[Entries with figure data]
# # # # #
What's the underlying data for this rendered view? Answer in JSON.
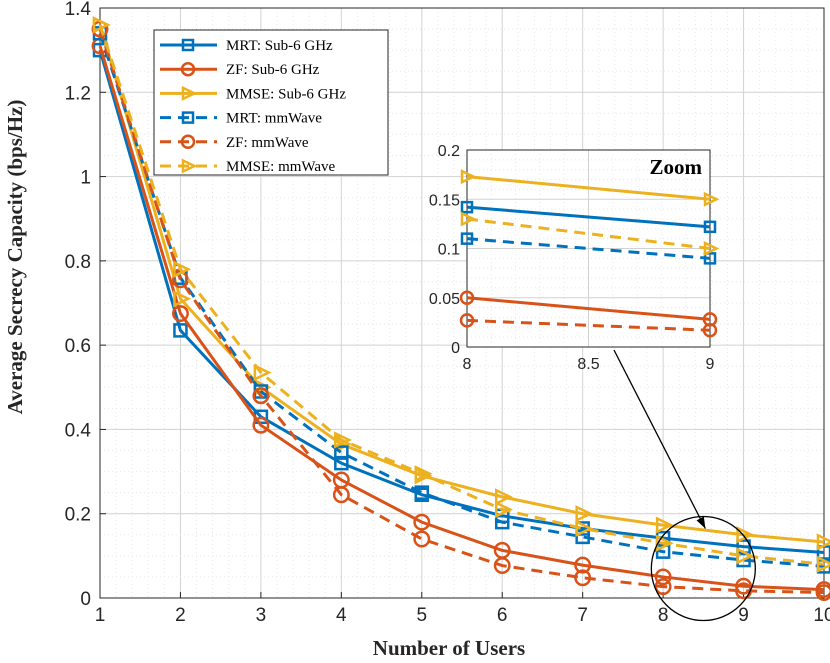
{
  "chart_data": {
    "type": "line",
    "xlabel": "Number of Users",
    "ylabel": "Average Secrecy Capacity (bps/Hz)",
    "xlim": [
      1,
      10
    ],
    "ylim": [
      0,
      1.4
    ],
    "xticks": [
      "1",
      "2",
      "3",
      "4",
      "5",
      "6",
      "7",
      "8",
      "9",
      "10"
    ],
    "yticks": [
      "0",
      "0.2",
      "0.4",
      "0.6",
      "0.8",
      "1",
      "1.2",
      "1.4"
    ],
    "grid": true,
    "legend_position": "top-left",
    "x": [
      1,
      2,
      3,
      4,
      5,
      6,
      7,
      8,
      9,
      10
    ],
    "series": [
      {
        "name": "MRT: Sub-6 GHz",
        "color": "#0072BD",
        "dash": "solid",
        "marker": "square",
        "values": [
          1.3,
          0.635,
          0.43,
          0.32,
          0.245,
          0.195,
          0.165,
          0.142,
          0.122,
          0.108
        ]
      },
      {
        "name": "ZF: Sub-6 GHz",
        "color": "#D95319",
        "dash": "solid",
        "marker": "circle",
        "values": [
          1.31,
          0.675,
          0.41,
          0.28,
          0.18,
          0.113,
          0.078,
          0.05,
          0.028,
          0.02
        ]
      },
      {
        "name": "MMSE: Sub-6 GHz",
        "color": "#EDB120",
        "dash": "solid",
        "marker": "triangle-right",
        "values": [
          1.36,
          0.71,
          0.5,
          0.365,
          0.29,
          0.24,
          0.2,
          0.173,
          0.15,
          0.133
        ]
      },
      {
        "name": "MRT: mmWave",
        "color": "#0072BD",
        "dash": "dashed",
        "marker": "square",
        "values": [
          1.34,
          0.76,
          0.49,
          0.345,
          0.25,
          0.18,
          0.145,
          0.11,
          0.09,
          0.075
        ]
      },
      {
        "name": "ZF: mmWave",
        "color": "#D95319",
        "dash": "dashed",
        "marker": "circle",
        "values": [
          1.35,
          0.755,
          0.48,
          0.245,
          0.14,
          0.077,
          0.048,
          0.027,
          0.017,
          0.013
        ]
      },
      {
        "name": "MMSE: mmWave",
        "color": "#EDB120",
        "dash": "dashed",
        "marker": "triangle-right",
        "values": [
          1.36,
          0.78,
          0.535,
          0.375,
          0.295,
          0.21,
          0.165,
          0.13,
          0.1,
          0.08
        ]
      }
    ],
    "inset": {
      "title": "Zoom",
      "xlim": [
        8,
        9
      ],
      "ylim": [
        0,
        0.2
      ],
      "xticks": [
        8,
        8.5,
        9
      ],
      "xtick_labels": [
        "8",
        "8.5",
        "9"
      ],
      "yticks": [
        0,
        0.05,
        0.1,
        0.15,
        0.2
      ],
      "ytick_labels": [
        "0",
        "0.05",
        "0.1",
        "0.15",
        "0.2"
      ],
      "focus_x": 8.5,
      "focus_y": 0.07
    }
  }
}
# # # # #
Problem requirements: The records above are to be quoted exactly, with all pictures left out.

Finished answer:
What's the underlying data for this rendered view? Answer in JSON.
{
  "chart_data": {
    "type": "line",
    "xlabel": "Number of Users",
    "ylabel": "Average Secrecy Capacity (bps/Hz)",
    "xlim": [
      1,
      10
    ],
    "ylim": [
      0,
      1.4
    ],
    "xticks": [
      "1",
      "2",
      "3",
      "4",
      "5",
      "6",
      "7",
      "8",
      "9",
      "10"
    ],
    "yticks": [
      "0",
      "0.2",
      "0.4",
      "0.6",
      "0.8",
      "1",
      "1.2",
      "1.4"
    ],
    "grid": true,
    "legend_position": "top-left",
    "x": [
      1,
      2,
      3,
      4,
      5,
      6,
      7,
      8,
      9,
      10
    ],
    "series": [
      {
        "name": "MRT: Sub-6 GHz",
        "color": "#0072BD",
        "dash": "solid",
        "marker": "square",
        "values": [
          1.3,
          0.635,
          0.43,
          0.32,
          0.245,
          0.195,
          0.165,
          0.142,
          0.122,
          0.108
        ]
      },
      {
        "name": "ZF: Sub-6 GHz",
        "color": "#D95319",
        "dash": "solid",
        "marker": "circle",
        "values": [
          1.31,
          0.675,
          0.41,
          0.28,
          0.18,
          0.113,
          0.078,
          0.05,
          0.028,
          0.02
        ]
      },
      {
        "name": "MMSE: Sub-6 GHz",
        "color": "#EDB120",
        "dash": "solid",
        "marker": "triangle-right",
        "values": [
          1.36,
          0.71,
          0.5,
          0.365,
          0.29,
          0.24,
          0.2,
          0.173,
          0.15,
          0.133
        ]
      },
      {
        "name": "MRT: mmWave",
        "color": "#0072BD",
        "dash": "dashed",
        "marker": "square",
        "values": [
          1.34,
          0.76,
          0.49,
          0.345,
          0.25,
          0.18,
          0.145,
          0.11,
          0.09,
          0.075
        ]
      },
      {
        "name": "ZF: mmWave",
        "color": "#D95319",
        "dash": "dashed",
        "marker": "circle",
        "values": [
          1.35,
          0.755,
          0.48,
          0.245,
          0.14,
          0.077,
          0.048,
          0.027,
          0.017,
          0.013
        ]
      },
      {
        "name": "MMSE: mmWave",
        "color": "#EDB120",
        "dash": "dashed",
        "marker": "triangle-right",
        "values": [
          1.36,
          0.78,
          0.535,
          0.375,
          0.295,
          0.21,
          0.165,
          0.13,
          0.1,
          0.08
        ]
      }
    ],
    "inset": {
      "title": "Zoom",
      "xlim": [
        8,
        9
      ],
      "ylim": [
        0,
        0.2
      ],
      "xticks": [
        8,
        8.5,
        9
      ],
      "xtick_labels": [
        "8",
        "8.5",
        "9"
      ],
      "yticks": [
        0,
        0.05,
        0.1,
        0.15,
        0.2
      ],
      "ytick_labels": [
        "0",
        "0.05",
        "0.1",
        "0.15",
        "0.2"
      ],
      "focus_x": 8.5,
      "focus_y": 0.07
    }
  }
}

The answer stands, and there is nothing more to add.